Extracted records

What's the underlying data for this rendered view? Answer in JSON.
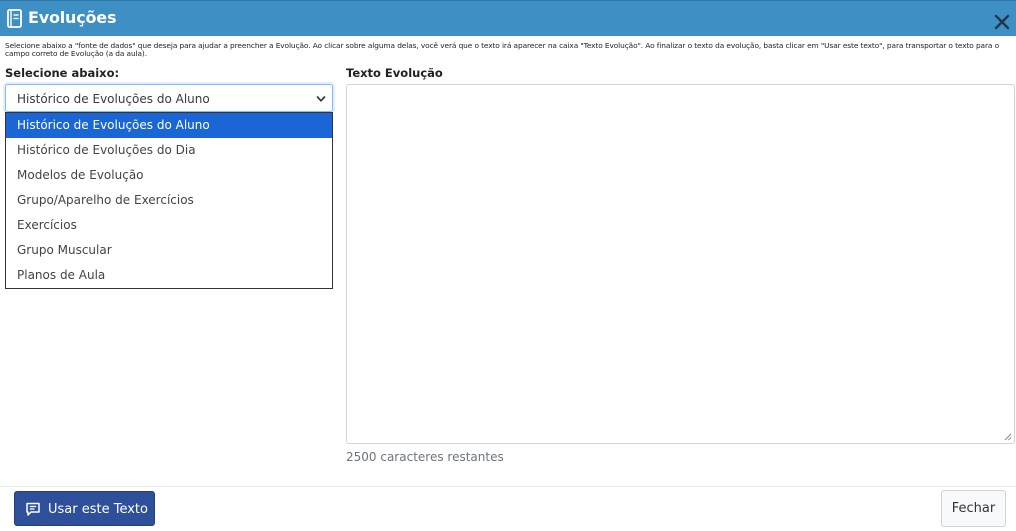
{
  "modal": {
    "title": "Evoluções",
    "close_icon": "close-icon",
    "title_icon": "book-icon"
  },
  "instructions": "Selecione abaixo a \"fonte de dados\" que deseja para ajudar a preencher a Evolução. Ao clicar sobre alguma delas, você verá que o texto irá aparecer na caixa \"Texto Evolução\". Ao finalizar o texto da evolução, basta clicar em \"Usar este texto\", para transportar o texto para o campo correto de Evolução (a da aula).",
  "source": {
    "label": "Selecione abaixo:",
    "selected": "Histórico de Evoluções do Aluno",
    "options": [
      "Histórico de Evoluções do Aluno",
      "Histórico de Evoluções do Dia",
      "Modelos de Evolução",
      "Grupo/Aparelho de Exercícios",
      "Exercícios",
      "Grupo Muscular",
      "Planos de Aula"
    ]
  },
  "text": {
    "label": "Texto Evolução",
    "value": "",
    "remaining": "2500 caracteres restantes"
  },
  "footer": {
    "use_label": "Usar este Texto",
    "close_label": "Fechar"
  },
  "colors": {
    "header": "#3d8fc4",
    "primary": "#2e4f9a",
    "selection": "#1a66d6"
  }
}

AIM OF THE TASK —
Transcribe the whole listing exactly. Pictures stay out of your copy.

OUTPUT FOR THIS TASK —
What's the underlying data for this rendered view? Answer in JSON.
{
  "modal": {
    "title": "Evoluções",
    "close_icon": "close-icon",
    "title_icon": "book-icon"
  },
  "instructions": "Selecione abaixo a \"fonte de dados\" que deseja para ajudar a preencher a Evolução. Ao clicar sobre alguma delas, você verá que o texto irá aparecer na caixa \"Texto Evolução\". Ao finalizar o texto da evolução, basta clicar em \"Usar este texto\", para transportar o texto para o campo correto de Evolução (a da aula).",
  "source": {
    "label": "Selecione abaixo:",
    "selected": "Histórico de Evoluções do Aluno",
    "options": [
      "Histórico de Evoluções do Aluno",
      "Histórico de Evoluções do Dia",
      "Modelos de Evolução",
      "Grupo/Aparelho de Exercícios",
      "Exercícios",
      "Grupo Muscular",
      "Planos de Aula"
    ]
  },
  "text": {
    "label": "Texto Evolução",
    "value": "",
    "remaining": "2500 caracteres restantes"
  },
  "footer": {
    "use_label": "Usar este Texto",
    "close_label": "Fechar"
  },
  "colors": {
    "header": "#3d8fc4",
    "primary": "#2e4f9a",
    "selection": "#1a66d6"
  }
}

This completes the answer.